Your answer should be one number: the count of lines in these entries that hold the word "census".

────────────────

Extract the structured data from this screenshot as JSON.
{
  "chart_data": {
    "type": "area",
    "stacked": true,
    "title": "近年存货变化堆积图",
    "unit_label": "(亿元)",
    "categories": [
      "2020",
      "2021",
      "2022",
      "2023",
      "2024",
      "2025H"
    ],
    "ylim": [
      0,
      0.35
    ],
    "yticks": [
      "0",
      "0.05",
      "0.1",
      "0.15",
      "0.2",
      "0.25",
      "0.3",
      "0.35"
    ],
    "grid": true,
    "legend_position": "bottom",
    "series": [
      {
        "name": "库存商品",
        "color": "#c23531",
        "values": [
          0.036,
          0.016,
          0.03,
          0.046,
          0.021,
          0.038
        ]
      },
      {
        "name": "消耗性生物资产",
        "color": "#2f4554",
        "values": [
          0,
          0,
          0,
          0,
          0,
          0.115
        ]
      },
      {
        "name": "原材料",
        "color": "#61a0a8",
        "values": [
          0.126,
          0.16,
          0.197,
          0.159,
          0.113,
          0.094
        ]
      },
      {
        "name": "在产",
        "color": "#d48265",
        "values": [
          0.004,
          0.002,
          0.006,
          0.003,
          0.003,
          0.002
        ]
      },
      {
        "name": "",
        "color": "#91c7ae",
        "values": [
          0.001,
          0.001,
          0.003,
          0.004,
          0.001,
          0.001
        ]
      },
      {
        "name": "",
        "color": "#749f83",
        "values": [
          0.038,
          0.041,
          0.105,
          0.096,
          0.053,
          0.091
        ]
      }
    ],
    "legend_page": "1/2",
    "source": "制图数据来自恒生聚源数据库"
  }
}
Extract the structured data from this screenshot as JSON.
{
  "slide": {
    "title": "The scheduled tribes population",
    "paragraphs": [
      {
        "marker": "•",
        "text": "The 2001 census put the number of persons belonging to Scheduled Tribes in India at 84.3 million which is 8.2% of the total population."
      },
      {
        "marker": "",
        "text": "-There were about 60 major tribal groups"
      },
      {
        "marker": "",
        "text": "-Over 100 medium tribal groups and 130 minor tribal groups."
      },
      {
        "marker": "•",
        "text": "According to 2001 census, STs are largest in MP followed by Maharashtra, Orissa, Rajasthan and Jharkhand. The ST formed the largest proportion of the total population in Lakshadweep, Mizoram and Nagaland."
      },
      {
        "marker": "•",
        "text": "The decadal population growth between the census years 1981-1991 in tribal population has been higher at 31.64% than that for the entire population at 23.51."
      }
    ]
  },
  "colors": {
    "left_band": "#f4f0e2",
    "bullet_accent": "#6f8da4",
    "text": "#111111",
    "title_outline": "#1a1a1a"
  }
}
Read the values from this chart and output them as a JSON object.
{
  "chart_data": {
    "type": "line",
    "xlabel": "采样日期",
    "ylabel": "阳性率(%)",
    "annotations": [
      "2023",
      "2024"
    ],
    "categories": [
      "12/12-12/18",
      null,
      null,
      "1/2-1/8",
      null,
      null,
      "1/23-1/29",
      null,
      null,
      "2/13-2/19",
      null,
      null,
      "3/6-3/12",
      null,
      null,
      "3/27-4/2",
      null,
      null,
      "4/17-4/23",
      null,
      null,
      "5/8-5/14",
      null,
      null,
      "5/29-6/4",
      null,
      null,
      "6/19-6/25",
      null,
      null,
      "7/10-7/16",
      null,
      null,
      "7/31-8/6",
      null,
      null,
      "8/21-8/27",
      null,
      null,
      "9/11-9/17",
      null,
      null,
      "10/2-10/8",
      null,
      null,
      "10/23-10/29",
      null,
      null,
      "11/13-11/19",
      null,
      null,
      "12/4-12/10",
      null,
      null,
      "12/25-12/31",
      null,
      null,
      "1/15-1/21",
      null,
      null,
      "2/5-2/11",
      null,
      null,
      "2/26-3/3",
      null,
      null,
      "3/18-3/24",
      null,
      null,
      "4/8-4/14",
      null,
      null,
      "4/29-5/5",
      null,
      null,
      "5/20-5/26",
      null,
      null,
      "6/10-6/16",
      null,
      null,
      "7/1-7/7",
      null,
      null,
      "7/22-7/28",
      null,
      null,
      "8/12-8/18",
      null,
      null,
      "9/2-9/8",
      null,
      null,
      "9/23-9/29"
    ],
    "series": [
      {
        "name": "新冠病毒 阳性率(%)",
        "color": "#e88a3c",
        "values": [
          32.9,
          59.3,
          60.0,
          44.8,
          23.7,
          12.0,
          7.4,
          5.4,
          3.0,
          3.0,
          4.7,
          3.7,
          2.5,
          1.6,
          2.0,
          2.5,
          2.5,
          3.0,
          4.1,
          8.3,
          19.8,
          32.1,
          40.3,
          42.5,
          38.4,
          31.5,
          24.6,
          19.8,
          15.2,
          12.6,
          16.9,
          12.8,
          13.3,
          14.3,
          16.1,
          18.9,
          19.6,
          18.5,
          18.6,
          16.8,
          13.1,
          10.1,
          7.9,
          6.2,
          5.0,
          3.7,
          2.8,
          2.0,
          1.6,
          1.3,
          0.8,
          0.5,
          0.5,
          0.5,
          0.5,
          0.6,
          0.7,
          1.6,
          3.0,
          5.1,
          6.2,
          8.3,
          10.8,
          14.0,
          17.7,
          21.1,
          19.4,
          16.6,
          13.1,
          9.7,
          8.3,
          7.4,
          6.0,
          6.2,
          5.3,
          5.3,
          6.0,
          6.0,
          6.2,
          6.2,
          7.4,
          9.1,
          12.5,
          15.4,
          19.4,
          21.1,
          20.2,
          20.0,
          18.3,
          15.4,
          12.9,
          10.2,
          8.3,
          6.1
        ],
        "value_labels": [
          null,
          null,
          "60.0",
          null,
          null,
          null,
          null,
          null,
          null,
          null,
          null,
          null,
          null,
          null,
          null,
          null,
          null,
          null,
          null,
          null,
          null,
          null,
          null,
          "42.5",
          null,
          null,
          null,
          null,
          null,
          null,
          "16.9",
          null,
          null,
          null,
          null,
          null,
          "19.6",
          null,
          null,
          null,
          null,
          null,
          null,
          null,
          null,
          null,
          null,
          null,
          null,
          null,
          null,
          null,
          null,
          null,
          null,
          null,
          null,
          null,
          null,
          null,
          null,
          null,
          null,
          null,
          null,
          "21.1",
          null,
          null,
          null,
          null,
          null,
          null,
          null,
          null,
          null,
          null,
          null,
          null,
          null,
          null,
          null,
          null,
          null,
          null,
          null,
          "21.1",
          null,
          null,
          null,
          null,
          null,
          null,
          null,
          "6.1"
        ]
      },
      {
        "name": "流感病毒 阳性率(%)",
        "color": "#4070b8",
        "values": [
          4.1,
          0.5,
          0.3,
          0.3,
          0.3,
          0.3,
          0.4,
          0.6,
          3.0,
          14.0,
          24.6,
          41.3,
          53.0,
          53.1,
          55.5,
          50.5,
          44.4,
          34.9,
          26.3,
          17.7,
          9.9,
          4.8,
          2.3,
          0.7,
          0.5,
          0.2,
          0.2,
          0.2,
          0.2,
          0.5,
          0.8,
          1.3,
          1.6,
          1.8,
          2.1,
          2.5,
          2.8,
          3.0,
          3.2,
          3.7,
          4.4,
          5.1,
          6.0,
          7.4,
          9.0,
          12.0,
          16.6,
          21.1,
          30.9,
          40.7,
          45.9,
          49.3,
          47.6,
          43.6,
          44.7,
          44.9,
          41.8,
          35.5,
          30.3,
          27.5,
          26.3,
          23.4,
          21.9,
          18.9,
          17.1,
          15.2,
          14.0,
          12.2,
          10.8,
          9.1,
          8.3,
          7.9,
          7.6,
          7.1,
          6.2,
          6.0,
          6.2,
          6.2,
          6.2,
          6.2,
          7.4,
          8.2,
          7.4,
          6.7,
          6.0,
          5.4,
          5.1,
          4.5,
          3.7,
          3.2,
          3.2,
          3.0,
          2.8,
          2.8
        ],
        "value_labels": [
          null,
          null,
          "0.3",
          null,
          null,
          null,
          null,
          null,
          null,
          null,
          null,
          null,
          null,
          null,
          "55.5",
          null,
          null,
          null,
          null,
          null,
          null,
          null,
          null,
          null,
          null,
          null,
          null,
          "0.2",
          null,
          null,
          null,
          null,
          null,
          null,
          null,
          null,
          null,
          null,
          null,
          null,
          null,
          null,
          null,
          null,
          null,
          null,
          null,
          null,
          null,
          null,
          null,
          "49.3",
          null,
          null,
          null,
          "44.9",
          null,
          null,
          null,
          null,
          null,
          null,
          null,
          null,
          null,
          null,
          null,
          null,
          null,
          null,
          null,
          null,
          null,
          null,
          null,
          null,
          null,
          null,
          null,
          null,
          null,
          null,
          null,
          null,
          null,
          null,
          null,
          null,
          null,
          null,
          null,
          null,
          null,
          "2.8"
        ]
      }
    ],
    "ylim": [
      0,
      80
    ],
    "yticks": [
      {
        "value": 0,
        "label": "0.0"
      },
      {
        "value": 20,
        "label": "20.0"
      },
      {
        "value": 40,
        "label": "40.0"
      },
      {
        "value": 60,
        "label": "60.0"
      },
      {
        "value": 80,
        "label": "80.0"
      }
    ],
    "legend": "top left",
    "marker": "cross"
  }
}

────────────────

## Response below
3